== What is being asked ==
Can you write out all the lines word for word, with no pictures?

*****

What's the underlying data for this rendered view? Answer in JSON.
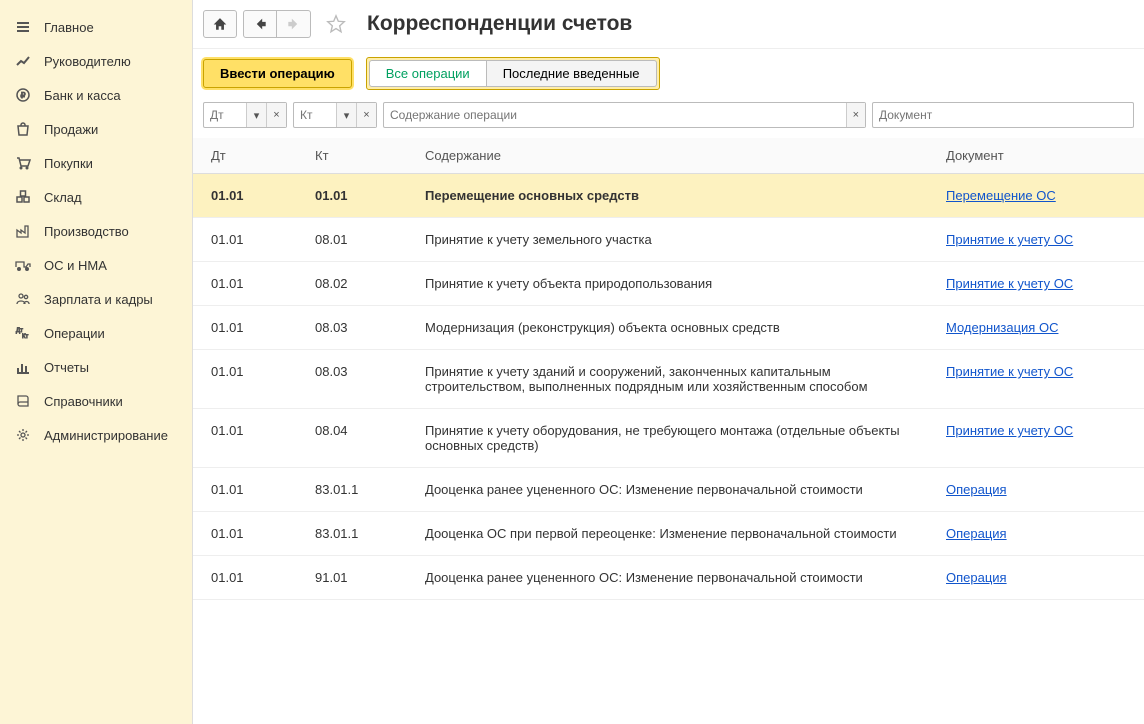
{
  "sidebar": {
    "items": [
      {
        "label": "Главное",
        "icon": "hamburger-icon"
      },
      {
        "label": "Руководителю",
        "icon": "trend-icon"
      },
      {
        "label": "Банк и касса",
        "icon": "ruble-icon"
      },
      {
        "label": "Продажи",
        "icon": "bag-icon"
      },
      {
        "label": "Покупки",
        "icon": "cart-icon"
      },
      {
        "label": "Склад",
        "icon": "boxes-icon"
      },
      {
        "label": "Производство",
        "icon": "factory-icon"
      },
      {
        "label": "ОС и НМА",
        "icon": "truck-icon"
      },
      {
        "label": "Зарплата и кадры",
        "icon": "people-icon"
      },
      {
        "label": "Операции",
        "icon": "dtkt-icon"
      },
      {
        "label": "Отчеты",
        "icon": "chart-icon"
      },
      {
        "label": "Справочники",
        "icon": "book-icon"
      },
      {
        "label": "Администрирование",
        "icon": "gear-icon"
      }
    ]
  },
  "header": {
    "title": "Корреспонденции счетов"
  },
  "toolbar": {
    "primary": "Ввести операцию",
    "toggle_all": "Все операции",
    "toggle_recent": "Последние введенные"
  },
  "filters": {
    "dt_placeholder": "Дт",
    "kt_placeholder": "Кт",
    "content_placeholder": "Содержание операции",
    "doc_placeholder": "Документ"
  },
  "table": {
    "columns": {
      "dt": "Дт",
      "kt": "Кт",
      "content": "Содержание",
      "doc": "Документ"
    },
    "rows": [
      {
        "dt": "01.01",
        "kt": "01.01",
        "content": "Перемещение основных средств",
        "doc": "Перемещение ОС",
        "selected": true
      },
      {
        "dt": "01.01",
        "kt": "08.01",
        "content": "Принятие к учету земельного участка",
        "doc": "Принятие к учету ОС"
      },
      {
        "dt": "01.01",
        "kt": "08.02",
        "content": "Принятие к учету объекта природопользования",
        "doc": "Принятие к учету ОС"
      },
      {
        "dt": "01.01",
        "kt": "08.03",
        "content": "Модернизация (реконструкция) объекта основных средств",
        "doc": "Модернизация ОС"
      },
      {
        "dt": "01.01",
        "kt": "08.03",
        "content": "Принятие к учету зданий и сооружений, законченных капитальным строительством, выполненных подрядным или хозяйственным способом",
        "doc": "Принятие к учету ОС"
      },
      {
        "dt": "01.01",
        "kt": "08.04",
        "content": "Принятие к учету оборудования, не требующего монтажа (отдельные объекты основных средств)",
        "doc": "Принятие к учету ОС"
      },
      {
        "dt": "01.01",
        "kt": "83.01.1",
        "content": "Дооценка ранее уцененного ОС: Изменение первоначальной стоимости",
        "doc": "Операция"
      },
      {
        "dt": "01.01",
        "kt": "83.01.1",
        "content": "Дооценка ОС при первой переоценке: Изменение первоначальной стоимости",
        "doc": "Операция"
      },
      {
        "dt": "01.01",
        "kt": "91.01",
        "content": "Дооценка ранее уцененного ОС: Изменение первоначальной стоимости",
        "doc": "Операция"
      }
    ]
  }
}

*****

== Answer below ==
What's the underlying data for this rendered view? Answer in JSON.
{
  "sidebar": {
    "items": [
      {
        "label": "Главное",
        "icon": "hamburger-icon"
      },
      {
        "label": "Руководителю",
        "icon": "trend-icon"
      },
      {
        "label": "Банк и касса",
        "icon": "ruble-icon"
      },
      {
        "label": "Продажи",
        "icon": "bag-icon"
      },
      {
        "label": "Покупки",
        "icon": "cart-icon"
      },
      {
        "label": "Склад",
        "icon": "boxes-icon"
      },
      {
        "label": "Производство",
        "icon": "factory-icon"
      },
      {
        "label": "ОС и НМА",
        "icon": "truck-icon"
      },
      {
        "label": "Зарплата и кадры",
        "icon": "people-icon"
      },
      {
        "label": "Операции",
        "icon": "dtkt-icon"
      },
      {
        "label": "Отчеты",
        "icon": "chart-icon"
      },
      {
        "label": "Справочники",
        "icon": "book-icon"
      },
      {
        "label": "Администрирование",
        "icon": "gear-icon"
      }
    ]
  },
  "header": {
    "title": "Корреспонденции счетов"
  },
  "toolbar": {
    "primary": "Ввести операцию",
    "toggle_all": "Все операции",
    "toggle_recent": "Последние введенные"
  },
  "filters": {
    "dt_placeholder": "Дт",
    "kt_placeholder": "Кт",
    "content_placeholder": "Содержание операции",
    "doc_placeholder": "Документ"
  },
  "table": {
    "columns": {
      "dt": "Дт",
      "kt": "Кт",
      "content": "Содержание",
      "doc": "Документ"
    },
    "rows": [
      {
        "dt": "01.01",
        "kt": "01.01",
        "content": "Перемещение основных средств",
        "doc": "Перемещение ОС",
        "selected": true
      },
      {
        "dt": "01.01",
        "kt": "08.01",
        "content": "Принятие к учету земельного участка",
        "doc": "Принятие к учету ОС"
      },
      {
        "dt": "01.01",
        "kt": "08.02",
        "content": "Принятие к учету объекта природопользования",
        "doc": "Принятие к учету ОС"
      },
      {
        "dt": "01.01",
        "kt": "08.03",
        "content": "Модернизация (реконструкция) объекта основных средств",
        "doc": "Модернизация ОС"
      },
      {
        "dt": "01.01",
        "kt": "08.03",
        "content": "Принятие к учету зданий и сооружений, законченных капитальным строительством, выполненных подрядным или хозяйственным способом",
        "doc": "Принятие к учету ОС"
      },
      {
        "dt": "01.01",
        "kt": "08.04",
        "content": "Принятие к учету оборудования, не требующего монтажа (отдельные объекты основных средств)",
        "doc": "Принятие к учету ОС"
      },
      {
        "dt": "01.01",
        "kt": "83.01.1",
        "content": "Дооценка ранее уцененного ОС: Изменение первоначальной стоимости",
        "doc": "Операция"
      },
      {
        "dt": "01.01",
        "kt": "83.01.1",
        "content": "Дооценка ОС при первой переоценке: Изменение первоначальной стоимости",
        "doc": "Операция"
      },
      {
        "dt": "01.01",
        "kt": "91.01",
        "content": "Дооценка ранее уцененного ОС: Изменение первоначальной стоимости",
        "doc": "Операция"
      }
    ]
  }
}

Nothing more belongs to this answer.